▶ [Data listing]:

____

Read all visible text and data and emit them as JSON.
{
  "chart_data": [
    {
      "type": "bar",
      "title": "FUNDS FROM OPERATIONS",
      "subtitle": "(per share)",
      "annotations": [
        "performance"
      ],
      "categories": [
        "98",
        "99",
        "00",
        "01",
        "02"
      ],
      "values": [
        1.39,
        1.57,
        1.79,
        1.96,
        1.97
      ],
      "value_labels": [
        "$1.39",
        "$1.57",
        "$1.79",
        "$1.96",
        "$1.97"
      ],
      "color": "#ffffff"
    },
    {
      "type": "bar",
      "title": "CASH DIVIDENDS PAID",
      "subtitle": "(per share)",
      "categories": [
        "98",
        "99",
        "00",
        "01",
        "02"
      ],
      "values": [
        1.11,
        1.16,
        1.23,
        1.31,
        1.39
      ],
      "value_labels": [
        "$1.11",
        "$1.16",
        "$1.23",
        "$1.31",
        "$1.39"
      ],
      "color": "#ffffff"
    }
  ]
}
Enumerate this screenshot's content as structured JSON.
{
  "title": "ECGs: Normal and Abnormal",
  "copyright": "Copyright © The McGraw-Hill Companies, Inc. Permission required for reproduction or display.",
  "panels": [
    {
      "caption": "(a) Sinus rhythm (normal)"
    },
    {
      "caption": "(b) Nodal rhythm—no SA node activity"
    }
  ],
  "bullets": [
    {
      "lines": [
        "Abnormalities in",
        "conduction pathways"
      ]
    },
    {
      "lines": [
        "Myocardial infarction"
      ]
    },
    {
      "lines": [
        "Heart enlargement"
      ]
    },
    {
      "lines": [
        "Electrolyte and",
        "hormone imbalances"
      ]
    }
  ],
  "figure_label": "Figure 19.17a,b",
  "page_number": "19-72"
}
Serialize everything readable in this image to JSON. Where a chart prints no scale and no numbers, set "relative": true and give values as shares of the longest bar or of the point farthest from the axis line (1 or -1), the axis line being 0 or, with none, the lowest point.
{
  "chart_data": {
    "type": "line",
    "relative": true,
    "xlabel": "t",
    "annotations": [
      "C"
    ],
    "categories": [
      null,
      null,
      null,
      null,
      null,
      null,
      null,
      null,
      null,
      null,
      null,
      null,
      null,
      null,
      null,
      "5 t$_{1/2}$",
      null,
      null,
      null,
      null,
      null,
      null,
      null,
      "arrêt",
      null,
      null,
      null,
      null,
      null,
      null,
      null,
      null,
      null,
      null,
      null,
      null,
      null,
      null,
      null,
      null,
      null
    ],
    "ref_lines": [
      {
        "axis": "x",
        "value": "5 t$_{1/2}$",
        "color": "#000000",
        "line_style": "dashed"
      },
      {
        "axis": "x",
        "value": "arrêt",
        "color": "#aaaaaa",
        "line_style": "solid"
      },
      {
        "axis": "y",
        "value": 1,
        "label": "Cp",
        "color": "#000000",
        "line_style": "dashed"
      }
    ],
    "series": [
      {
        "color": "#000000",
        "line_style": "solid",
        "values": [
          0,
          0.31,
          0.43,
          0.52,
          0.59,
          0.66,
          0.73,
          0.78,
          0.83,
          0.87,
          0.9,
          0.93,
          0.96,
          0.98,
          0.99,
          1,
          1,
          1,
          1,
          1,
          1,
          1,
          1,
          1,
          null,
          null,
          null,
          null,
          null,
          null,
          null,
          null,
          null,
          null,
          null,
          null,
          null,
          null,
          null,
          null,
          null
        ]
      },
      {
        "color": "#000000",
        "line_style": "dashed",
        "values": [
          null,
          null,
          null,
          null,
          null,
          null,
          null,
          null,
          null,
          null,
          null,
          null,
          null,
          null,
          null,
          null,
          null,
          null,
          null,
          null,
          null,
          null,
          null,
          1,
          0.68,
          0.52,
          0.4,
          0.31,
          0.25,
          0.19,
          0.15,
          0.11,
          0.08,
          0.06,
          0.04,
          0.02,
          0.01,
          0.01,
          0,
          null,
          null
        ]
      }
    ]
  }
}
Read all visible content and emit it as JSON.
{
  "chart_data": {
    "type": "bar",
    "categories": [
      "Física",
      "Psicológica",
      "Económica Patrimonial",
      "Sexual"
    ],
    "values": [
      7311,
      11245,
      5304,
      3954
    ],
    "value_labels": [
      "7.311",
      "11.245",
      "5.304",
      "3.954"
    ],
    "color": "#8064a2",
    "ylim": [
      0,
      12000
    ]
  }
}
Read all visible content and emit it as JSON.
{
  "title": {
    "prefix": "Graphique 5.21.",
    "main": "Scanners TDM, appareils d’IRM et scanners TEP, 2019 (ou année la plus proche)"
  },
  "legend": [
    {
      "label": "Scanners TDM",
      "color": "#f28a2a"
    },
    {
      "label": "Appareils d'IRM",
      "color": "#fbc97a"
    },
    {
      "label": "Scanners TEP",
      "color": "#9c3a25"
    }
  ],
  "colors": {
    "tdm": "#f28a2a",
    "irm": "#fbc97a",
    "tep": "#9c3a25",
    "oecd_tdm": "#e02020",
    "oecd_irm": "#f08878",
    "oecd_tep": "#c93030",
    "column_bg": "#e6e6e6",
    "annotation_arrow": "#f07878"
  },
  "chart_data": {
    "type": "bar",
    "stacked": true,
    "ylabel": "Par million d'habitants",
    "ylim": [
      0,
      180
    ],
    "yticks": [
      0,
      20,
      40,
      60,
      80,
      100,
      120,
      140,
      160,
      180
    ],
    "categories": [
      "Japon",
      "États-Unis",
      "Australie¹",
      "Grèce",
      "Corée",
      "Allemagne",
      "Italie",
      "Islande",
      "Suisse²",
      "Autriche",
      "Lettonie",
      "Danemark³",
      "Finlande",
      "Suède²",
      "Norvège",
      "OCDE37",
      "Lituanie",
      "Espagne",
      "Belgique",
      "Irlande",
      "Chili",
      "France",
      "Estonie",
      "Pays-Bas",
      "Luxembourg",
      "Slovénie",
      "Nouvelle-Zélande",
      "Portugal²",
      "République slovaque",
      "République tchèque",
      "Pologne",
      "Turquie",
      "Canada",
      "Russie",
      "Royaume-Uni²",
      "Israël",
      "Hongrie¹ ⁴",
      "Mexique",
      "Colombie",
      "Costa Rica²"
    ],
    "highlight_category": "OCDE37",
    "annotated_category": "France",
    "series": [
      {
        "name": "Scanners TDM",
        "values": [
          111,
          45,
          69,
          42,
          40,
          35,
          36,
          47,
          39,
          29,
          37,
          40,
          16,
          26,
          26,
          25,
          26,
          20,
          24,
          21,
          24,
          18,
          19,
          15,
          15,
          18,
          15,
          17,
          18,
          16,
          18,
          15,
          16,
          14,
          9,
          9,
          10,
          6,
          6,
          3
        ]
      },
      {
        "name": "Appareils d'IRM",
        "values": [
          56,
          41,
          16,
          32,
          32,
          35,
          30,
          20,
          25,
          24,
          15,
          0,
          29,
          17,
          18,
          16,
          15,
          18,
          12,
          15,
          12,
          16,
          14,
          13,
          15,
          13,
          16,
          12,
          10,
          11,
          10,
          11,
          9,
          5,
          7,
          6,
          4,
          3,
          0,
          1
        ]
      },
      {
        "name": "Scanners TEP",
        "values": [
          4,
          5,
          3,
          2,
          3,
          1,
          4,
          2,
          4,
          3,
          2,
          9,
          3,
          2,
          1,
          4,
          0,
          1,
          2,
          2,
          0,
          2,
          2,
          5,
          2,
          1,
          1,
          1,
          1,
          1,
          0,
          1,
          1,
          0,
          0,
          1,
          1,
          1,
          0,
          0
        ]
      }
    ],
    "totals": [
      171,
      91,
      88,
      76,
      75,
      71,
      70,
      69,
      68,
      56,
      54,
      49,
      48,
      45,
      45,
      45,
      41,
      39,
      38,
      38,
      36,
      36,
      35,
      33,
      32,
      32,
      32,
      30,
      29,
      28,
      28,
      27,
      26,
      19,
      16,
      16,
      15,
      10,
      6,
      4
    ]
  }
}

____

▶ [Requirement]: Say how many lines include the word "this"; reply with the number alone.

▶ [Solution to the problem]: 2